What to work on:
In the data below, find every line that has the string "家庭では", and copy it.

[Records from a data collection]
★ ★ ★

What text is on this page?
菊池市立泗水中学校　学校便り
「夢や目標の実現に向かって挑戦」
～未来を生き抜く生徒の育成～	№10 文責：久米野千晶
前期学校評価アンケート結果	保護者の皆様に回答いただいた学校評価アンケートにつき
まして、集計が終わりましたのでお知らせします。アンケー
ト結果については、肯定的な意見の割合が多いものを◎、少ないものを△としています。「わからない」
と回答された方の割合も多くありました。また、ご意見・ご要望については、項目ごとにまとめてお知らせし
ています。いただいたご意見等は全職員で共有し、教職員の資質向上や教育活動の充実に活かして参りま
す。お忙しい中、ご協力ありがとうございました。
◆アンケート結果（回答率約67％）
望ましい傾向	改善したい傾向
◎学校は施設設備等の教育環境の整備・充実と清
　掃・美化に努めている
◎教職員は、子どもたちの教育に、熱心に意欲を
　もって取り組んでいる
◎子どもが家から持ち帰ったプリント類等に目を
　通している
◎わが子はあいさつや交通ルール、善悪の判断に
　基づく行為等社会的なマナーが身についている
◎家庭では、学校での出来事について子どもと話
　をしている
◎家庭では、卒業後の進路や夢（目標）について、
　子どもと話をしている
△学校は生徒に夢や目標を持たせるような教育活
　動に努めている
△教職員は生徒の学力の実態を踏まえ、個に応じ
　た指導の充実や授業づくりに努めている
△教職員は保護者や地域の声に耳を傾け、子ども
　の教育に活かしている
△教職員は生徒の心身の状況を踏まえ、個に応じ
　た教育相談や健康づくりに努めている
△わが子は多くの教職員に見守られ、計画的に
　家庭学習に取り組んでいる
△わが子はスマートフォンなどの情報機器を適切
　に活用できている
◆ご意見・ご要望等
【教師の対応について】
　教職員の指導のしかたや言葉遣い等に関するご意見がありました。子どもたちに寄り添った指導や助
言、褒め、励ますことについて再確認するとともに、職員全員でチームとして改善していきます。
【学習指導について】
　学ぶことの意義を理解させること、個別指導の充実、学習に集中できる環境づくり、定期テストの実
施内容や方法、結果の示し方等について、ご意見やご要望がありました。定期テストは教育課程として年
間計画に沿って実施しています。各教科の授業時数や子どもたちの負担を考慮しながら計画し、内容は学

★ ★ ★

The reply:
◎家庭では、学校での出来事について子どもと話
◎家庭では、卒業後の進路や夢（目標）について、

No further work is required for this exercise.